- **Exercise details**
Print the listing below exactly.

━━━━

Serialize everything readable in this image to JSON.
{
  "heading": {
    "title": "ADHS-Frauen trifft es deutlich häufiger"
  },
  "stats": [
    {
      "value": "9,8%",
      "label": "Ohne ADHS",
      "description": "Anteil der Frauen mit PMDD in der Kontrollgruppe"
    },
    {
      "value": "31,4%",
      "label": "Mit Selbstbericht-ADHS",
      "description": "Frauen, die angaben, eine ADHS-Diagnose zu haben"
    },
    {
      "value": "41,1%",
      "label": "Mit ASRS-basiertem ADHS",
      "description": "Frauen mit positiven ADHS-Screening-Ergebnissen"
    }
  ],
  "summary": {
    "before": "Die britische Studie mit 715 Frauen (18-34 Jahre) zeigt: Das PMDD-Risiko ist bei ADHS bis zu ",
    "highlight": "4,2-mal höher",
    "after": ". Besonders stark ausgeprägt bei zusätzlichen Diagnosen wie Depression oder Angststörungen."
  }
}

━━━━

- **Response**
Serialize everything readable in this image to JSON.
{
  "heading": {
    "title": "ADHS-Frauen trifft es deutlich häufiger"
  },
  "stats": [
    {
      "value": "9,8%",
      "label": "Ohne ADHS",
      "description": "Anteil der Frauen mit PMDD in der Kontrollgruppe"
    },
    {
      "value": "31,4%",
      "label": "Mit Selbstbericht-ADHS",
      "description": "Frauen, die angaben, eine ADHS-Diagnose zu haben"
    },
    {
      "value": "41,1%",
      "label": "Mit ASRS-basiertem ADHS",
      "description": "Frauen mit positiven ADHS-Screening-Ergebnissen"
    }
  ],
  "summary": {
    "before": "Die britische Studie mit 715 Frauen (18-34 Jahre) zeigt: Das PMDD-Risiko ist bei ADHS bis zu ",
    "highlight": "4,2-mal höher",
    "after": ". Besonders stark ausgeprägt bei zusätzlichen Diagnosen wie Depression oder Angststörungen."
  }
}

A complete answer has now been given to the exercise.